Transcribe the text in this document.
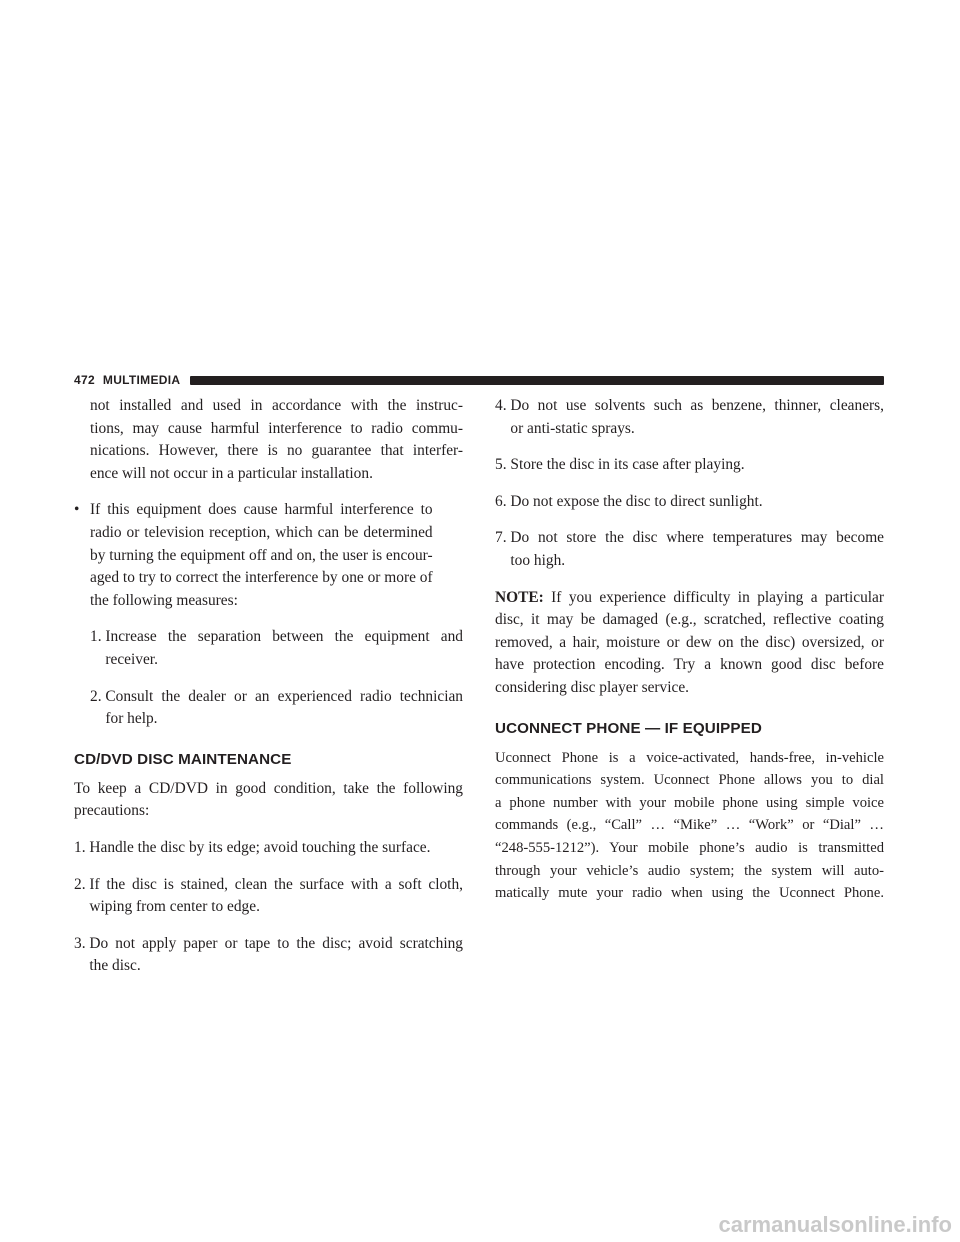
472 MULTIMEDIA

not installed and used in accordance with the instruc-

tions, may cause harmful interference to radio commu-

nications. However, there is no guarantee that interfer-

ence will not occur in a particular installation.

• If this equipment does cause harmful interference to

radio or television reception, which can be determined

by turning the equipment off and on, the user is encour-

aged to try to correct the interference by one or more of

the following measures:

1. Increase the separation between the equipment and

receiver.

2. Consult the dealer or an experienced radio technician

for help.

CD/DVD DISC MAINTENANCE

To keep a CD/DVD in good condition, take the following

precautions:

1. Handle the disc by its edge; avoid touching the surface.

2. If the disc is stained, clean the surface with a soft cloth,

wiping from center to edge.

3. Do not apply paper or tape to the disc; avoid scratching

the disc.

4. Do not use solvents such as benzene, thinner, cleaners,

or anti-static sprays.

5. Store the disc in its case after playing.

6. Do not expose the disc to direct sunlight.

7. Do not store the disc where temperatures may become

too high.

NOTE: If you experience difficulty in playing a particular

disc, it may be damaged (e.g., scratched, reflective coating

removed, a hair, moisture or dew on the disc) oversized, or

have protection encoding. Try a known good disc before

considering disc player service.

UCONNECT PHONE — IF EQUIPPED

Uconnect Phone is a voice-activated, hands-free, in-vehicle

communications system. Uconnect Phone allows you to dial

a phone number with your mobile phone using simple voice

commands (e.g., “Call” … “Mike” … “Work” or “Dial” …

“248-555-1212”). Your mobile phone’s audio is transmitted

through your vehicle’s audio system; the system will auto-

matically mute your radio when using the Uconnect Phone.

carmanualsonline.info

==*==

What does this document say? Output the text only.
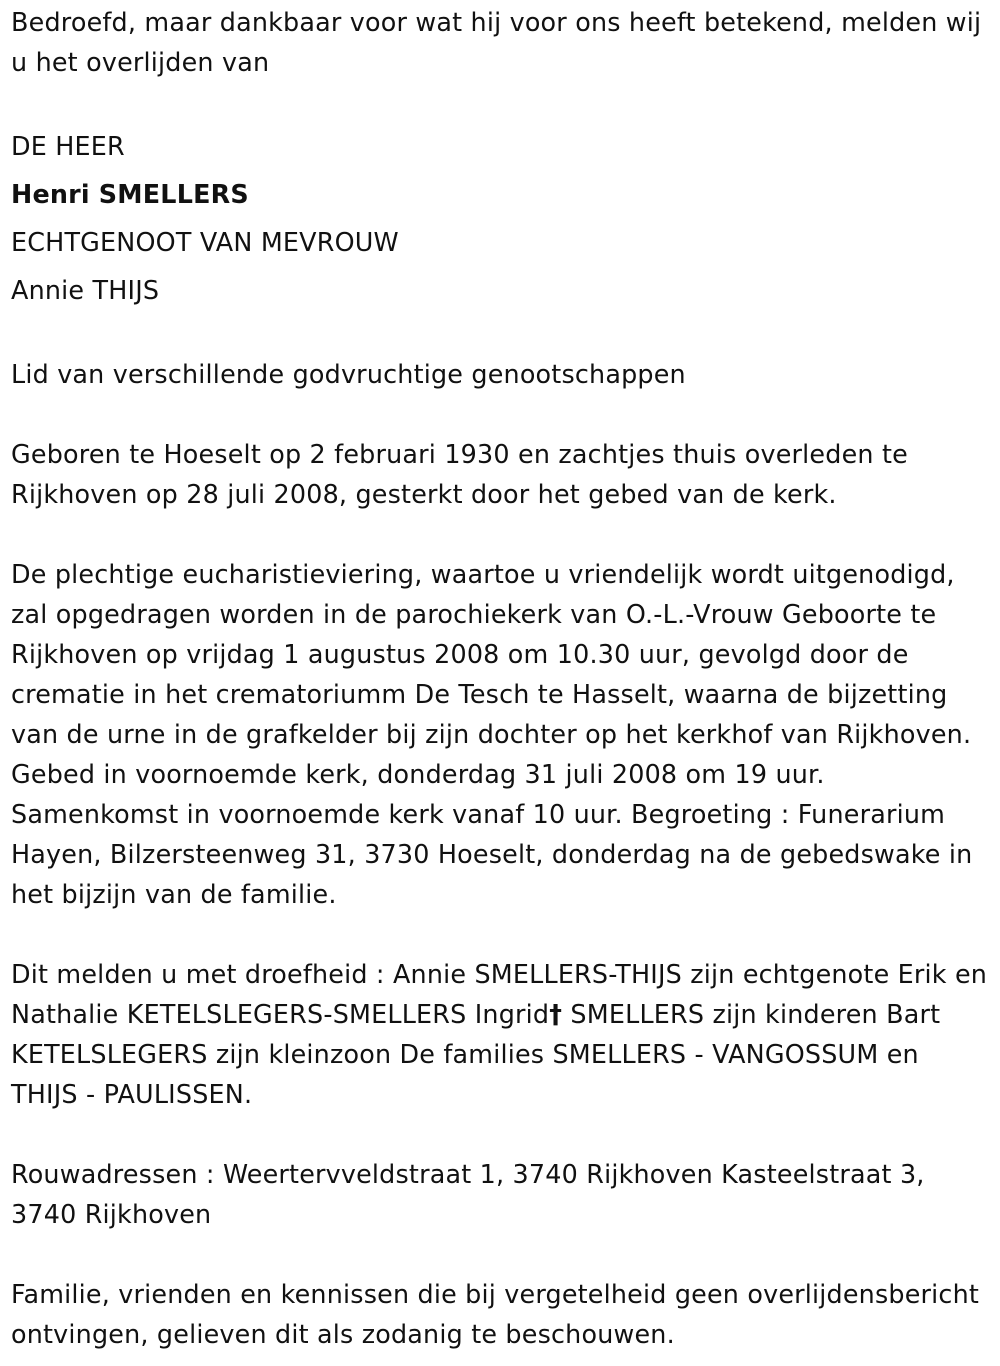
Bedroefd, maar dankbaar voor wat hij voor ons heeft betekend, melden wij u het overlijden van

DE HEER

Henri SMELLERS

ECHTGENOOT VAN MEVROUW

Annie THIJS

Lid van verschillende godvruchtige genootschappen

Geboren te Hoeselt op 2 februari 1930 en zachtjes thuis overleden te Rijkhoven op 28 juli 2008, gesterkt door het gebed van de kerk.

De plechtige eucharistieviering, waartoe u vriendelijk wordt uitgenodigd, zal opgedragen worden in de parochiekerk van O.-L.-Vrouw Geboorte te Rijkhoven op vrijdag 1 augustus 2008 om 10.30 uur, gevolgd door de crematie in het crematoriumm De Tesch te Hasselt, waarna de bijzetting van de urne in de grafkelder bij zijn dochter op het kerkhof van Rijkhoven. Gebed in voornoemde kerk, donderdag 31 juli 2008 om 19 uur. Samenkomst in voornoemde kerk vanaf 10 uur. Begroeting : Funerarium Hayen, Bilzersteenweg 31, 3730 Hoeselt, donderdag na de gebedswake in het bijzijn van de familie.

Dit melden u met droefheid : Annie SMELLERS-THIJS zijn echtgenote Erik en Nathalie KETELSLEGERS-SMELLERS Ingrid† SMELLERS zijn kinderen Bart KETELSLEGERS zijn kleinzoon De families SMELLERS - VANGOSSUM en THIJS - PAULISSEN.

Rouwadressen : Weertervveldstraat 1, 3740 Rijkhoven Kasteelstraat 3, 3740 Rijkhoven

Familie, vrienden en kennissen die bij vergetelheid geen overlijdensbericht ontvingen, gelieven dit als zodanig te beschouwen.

==*==

## TASK DESCRIPTION:
Every line of the records that includes the word "interference" should be gathered.

## COMPLETED EXERCISE:
tions, may cause harmful interference to radio commu-
• If this equipment does cause harmful interference to
aged to try to correct the interference by one or more of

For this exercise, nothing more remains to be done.